■ Instructions to follow
Each entry below must be repeated word for word.

========================================================================

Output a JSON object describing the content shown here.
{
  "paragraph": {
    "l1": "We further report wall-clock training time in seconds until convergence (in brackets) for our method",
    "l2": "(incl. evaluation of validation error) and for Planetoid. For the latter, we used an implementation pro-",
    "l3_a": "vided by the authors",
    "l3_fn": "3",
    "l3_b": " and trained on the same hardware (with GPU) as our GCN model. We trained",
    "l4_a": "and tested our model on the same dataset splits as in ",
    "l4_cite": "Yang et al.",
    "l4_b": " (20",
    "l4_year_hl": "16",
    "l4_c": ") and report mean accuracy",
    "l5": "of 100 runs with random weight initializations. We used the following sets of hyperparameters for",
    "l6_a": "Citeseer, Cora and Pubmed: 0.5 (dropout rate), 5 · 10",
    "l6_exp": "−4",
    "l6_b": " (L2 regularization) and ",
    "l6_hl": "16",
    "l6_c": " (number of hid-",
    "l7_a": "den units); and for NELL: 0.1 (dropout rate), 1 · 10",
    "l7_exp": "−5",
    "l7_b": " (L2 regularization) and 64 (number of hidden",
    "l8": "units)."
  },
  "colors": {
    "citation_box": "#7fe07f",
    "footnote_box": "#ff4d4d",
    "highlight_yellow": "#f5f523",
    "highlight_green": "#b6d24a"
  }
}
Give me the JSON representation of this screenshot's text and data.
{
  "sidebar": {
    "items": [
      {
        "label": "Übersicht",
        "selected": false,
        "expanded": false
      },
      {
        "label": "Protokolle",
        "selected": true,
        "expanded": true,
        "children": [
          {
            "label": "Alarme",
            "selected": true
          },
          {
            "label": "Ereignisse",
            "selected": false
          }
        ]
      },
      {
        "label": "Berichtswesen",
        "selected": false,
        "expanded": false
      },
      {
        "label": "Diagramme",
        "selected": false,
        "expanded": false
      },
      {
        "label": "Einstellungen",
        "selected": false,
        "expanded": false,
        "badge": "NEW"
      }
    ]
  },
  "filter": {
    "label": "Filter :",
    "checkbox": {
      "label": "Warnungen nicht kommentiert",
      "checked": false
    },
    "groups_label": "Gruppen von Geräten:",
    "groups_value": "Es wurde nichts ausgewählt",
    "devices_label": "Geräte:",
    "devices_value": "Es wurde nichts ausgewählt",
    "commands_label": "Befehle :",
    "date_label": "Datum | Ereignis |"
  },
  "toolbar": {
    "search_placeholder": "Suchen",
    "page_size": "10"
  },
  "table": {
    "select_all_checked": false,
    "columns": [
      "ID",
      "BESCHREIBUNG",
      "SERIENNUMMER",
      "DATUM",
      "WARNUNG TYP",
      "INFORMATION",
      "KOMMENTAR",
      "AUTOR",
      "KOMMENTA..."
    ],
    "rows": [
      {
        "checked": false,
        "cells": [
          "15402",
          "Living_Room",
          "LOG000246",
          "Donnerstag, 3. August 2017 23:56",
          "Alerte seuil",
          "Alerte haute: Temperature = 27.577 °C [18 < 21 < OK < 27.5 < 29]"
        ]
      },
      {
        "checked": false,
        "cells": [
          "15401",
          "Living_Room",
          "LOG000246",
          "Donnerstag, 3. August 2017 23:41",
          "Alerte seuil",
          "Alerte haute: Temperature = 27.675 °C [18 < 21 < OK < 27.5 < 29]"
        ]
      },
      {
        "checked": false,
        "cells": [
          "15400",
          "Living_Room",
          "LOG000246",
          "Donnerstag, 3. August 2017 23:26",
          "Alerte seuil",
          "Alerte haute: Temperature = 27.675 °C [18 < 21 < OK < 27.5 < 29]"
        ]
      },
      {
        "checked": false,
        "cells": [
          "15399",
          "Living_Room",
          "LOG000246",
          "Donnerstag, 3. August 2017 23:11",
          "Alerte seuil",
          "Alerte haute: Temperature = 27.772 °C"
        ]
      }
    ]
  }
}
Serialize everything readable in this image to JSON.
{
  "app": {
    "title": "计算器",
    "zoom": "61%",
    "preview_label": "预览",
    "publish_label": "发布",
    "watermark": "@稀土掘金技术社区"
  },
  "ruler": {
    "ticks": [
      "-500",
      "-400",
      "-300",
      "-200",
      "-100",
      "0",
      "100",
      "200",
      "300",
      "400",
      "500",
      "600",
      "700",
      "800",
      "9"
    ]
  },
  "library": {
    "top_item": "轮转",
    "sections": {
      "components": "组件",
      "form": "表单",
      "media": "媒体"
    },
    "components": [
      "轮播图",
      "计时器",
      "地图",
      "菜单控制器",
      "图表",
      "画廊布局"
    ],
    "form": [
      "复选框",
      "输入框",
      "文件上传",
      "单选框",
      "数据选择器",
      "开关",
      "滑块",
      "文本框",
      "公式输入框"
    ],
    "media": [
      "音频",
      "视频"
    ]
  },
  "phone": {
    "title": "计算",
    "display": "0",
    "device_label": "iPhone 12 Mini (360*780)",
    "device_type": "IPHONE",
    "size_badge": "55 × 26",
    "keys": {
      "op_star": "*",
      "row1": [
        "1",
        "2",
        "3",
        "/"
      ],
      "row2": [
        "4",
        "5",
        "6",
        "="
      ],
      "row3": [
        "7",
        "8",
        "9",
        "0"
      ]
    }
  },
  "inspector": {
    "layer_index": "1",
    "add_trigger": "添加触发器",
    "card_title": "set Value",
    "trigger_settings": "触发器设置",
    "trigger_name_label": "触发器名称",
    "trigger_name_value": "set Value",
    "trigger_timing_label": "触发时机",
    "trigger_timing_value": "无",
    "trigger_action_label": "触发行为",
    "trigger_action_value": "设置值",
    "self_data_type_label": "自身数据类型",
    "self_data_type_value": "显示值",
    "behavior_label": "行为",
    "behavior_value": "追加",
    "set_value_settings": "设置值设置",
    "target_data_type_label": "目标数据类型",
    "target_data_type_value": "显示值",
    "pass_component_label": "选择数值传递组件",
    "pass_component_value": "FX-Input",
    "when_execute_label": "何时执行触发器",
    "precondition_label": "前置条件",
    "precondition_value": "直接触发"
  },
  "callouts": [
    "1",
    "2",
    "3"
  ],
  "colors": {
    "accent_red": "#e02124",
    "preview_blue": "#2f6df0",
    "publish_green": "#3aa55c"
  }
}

========================================================================

■ Right answer
Output a JSON object describing the content shown here.
{
  "paragraph": {
    "l1": "We further report wall-clock training time in seconds until convergence (in brackets) for our method",
    "l2": "(incl. evaluation of validation error) and for Planetoid. For the latter, we used an implementation pro-",
    "l3_a": "vided by the authors",
    "l3_fn": "3",
    "l3_b": " and trained on the same hardware (with GPU) as our GCN model. We trained",
    "l4_a": "and tested our model on the same dataset splits as in ",
    "l4_cite": "Yang et al.",
    "l4_b": " (20",
    "l4_year_hl": "16",
    "l4_c": ") and report mean accuracy",
    "l5": "of 100 runs with random weight initializations. We used the following sets of hyperparameters for",
    "l6_a": "Citeseer, Cora and Pubmed: 0.5 (dropout rate), 5 · 10",
    "l6_exp": "−4",
    "l6_b": " (L2 regularization) and ",
    "l6_hl": "16",
    "l6_c": " (number of hid-",
    "l7_a": "den units); and for NELL: 0.1 (dropout rate), 1 · 10",
    "l7_exp": "−5",
    "l7_b": " (L2 regularization) and 64 (number of hidden",
    "l8": "units)."
  },
  "colors": {
    "citation_box": "#7fe07f",
    "footnote_box": "#ff4d4d",
    "highlight_yellow": "#f5f523",
    "highlight_green": "#b6d24a"
  }
}
Give me the JSON representation of this screenshot's text and data.
{
  "sidebar": {
    "items": [
      {
        "label": "Übersicht",
        "selected": false,
        "expanded": false
      },
      {
        "label": "Protokolle",
        "selected": true,
        "expanded": true,
        "children": [
          {
            "label": "Alarme",
            "selected": true
          },
          {
            "label": "Ereignisse",
            "selected": false
          }
        ]
      },
      {
        "label": "Berichtswesen",
        "selected": false,
        "expanded": false
      },
      {
        "label": "Diagramme",
        "selected": false,
        "expanded": false
      },
      {
        "label": "Einstellungen",
        "selected": false,
        "expanded": false,
        "badge": "NEW"
      }
    ]
  },
  "filter": {
    "label": "Filter :",
    "checkbox": {
      "label": "Warnungen nicht kommentiert",
      "checked": false
    },
    "groups_label": "Gruppen von Geräten:",
    "groups_value": "Es wurde nichts ausgewählt",
    "devices_label": "Geräte:",
    "devices_value": "Es wurde nichts ausgewählt",
    "commands_label": "Befehle :",
    "date_label": "Datum | Ereignis |"
  },
  "toolbar": {
    "search_placeholder": "Suchen",
    "page_size": "10"
  },
  "table": {
    "select_all_checked": false,
    "columns": [
      "ID",
      "BESCHREIBUNG",
      "SERIENNUMMER",
      "DATUM",
      "WARNUNG TYP",
      "INFORMATION",
      "KOMMENTAR",
      "AUTOR",
      "KOMMENTA..."
    ],
    "rows": [
      {
        "checked": false,
        "cells": [
          "15402",
          "Living_Room",
          "LOG000246",
          "Donnerstag, 3. August 2017 23:56",
          "Alerte seuil",
          "Alerte haute: Temperature = 27.577 °C [18 < 21 < OK < 27.5 < 29]"
        ]
      },
      {
        "checked": false,
        "cells": [
          "15401",
          "Living_Room",
          "LOG000246",
          "Donnerstag, 3. August 2017 23:41",
          "Alerte seuil",
          "Alerte haute: Temperature = 27.675 °C [18 < 21 < OK < 27.5 < 29]"
        ]
      },
      {
        "checked": false,
        "cells": [
          "15400",
          "Living_Room",
          "LOG000246",
          "Donnerstag, 3. August 2017 23:26",
          "Alerte seuil",
          "Alerte haute: Temperature = 27.675 °C [18 < 21 < OK < 27.5 < 29]"
        ]
      },
      {
        "checked": false,
        "cells": [
          "15399",
          "Living_Room",
          "LOG000246",
          "Donnerstag, 3. August 2017 23:11",
          "Alerte seuil",
          "Alerte haute: Temperature = 27.772 °C"
        ]
      }
    ]
  }
}
Serialize everything readable in this image to JSON.
{
  "app": {
    "title": "计算器",
    "zoom": "61%",
    "preview_label": "预览",
    "publish_label": "发布",
    "watermark": "@稀土掘金技术社区"
  },
  "ruler": {
    "ticks": [
      "-500",
      "-400",
      "-300",
      "-200",
      "-100",
      "0",
      "100",
      "200",
      "300",
      "400",
      "500",
      "600",
      "700",
      "800",
      "9"
    ]
  },
  "library": {
    "top_item": "轮转",
    "sections": {
      "components": "组件",
      "form": "表单",
      "media": "媒体"
    },
    "components": [
      "轮播图",
      "计时器",
      "地图",
      "菜单控制器",
      "图表",
      "画廊布局"
    ],
    "form": [
      "复选框",
      "输入框",
      "文件上传",
      "单选框",
      "数据选择器",
      "开关",
      "滑块",
      "文本框",
      "公式输入框"
    ],
    "media": [
      "音频",
      "视频"
    ]
  },
  "phone": {
    "title": "计算",
    "display": "0",
    "device_label": "iPhone 12 Mini (360*780)",
    "device_type": "IPHONE",
    "size_badge": "55 × 26",
    "keys": {
      "op_star": "*",
      "row1": [
        "1",
        "2",
        "3",
        "/"
      ],
      "row2": [
        "4",
        "5",
        "6",
        "="
      ],
      "row3": [
        "7",
        "8",
        "9",
        "0"
      ]
    }
  },
  "inspector": {
    "layer_index": "1",
    "add_trigger": "添加触发器",
    "card_title": "set Value",
    "trigger_settings": "触发器设置",
    "trigger_name_label": "触发器名称",
    "trigger_name_value": "set Value",
    "trigger_timing_label": "触发时机",
    "trigger_timing_value": "无",
    "trigger_action_label": "触发行为",
    "trigger_action_value": "设置值",
    "self_data_type_label": "自身数据类型",
    "self_data_type_value": "显示值",
    "behavior_label": "行为",
    "behavior_value": "追加",
    "set_value_settings": "设置值设置",
    "target_data_type_label": "目标数据类型",
    "target_data_type_value": "显示值",
    "pass_component_label": "选择数值传递组件",
    "pass_component_value": "FX-Input",
    "when_execute_label": "何时执行触发器",
    "precondition_label": "前置条件",
    "precondition_value": "直接触发"
  },
  "callouts": [
    "1",
    "2",
    "3"
  ],
  "colors": {
    "accent_red": "#e02124",
    "preview_blue": "#2f6df0",
    "publish_green": "#3aa55c"
  }
}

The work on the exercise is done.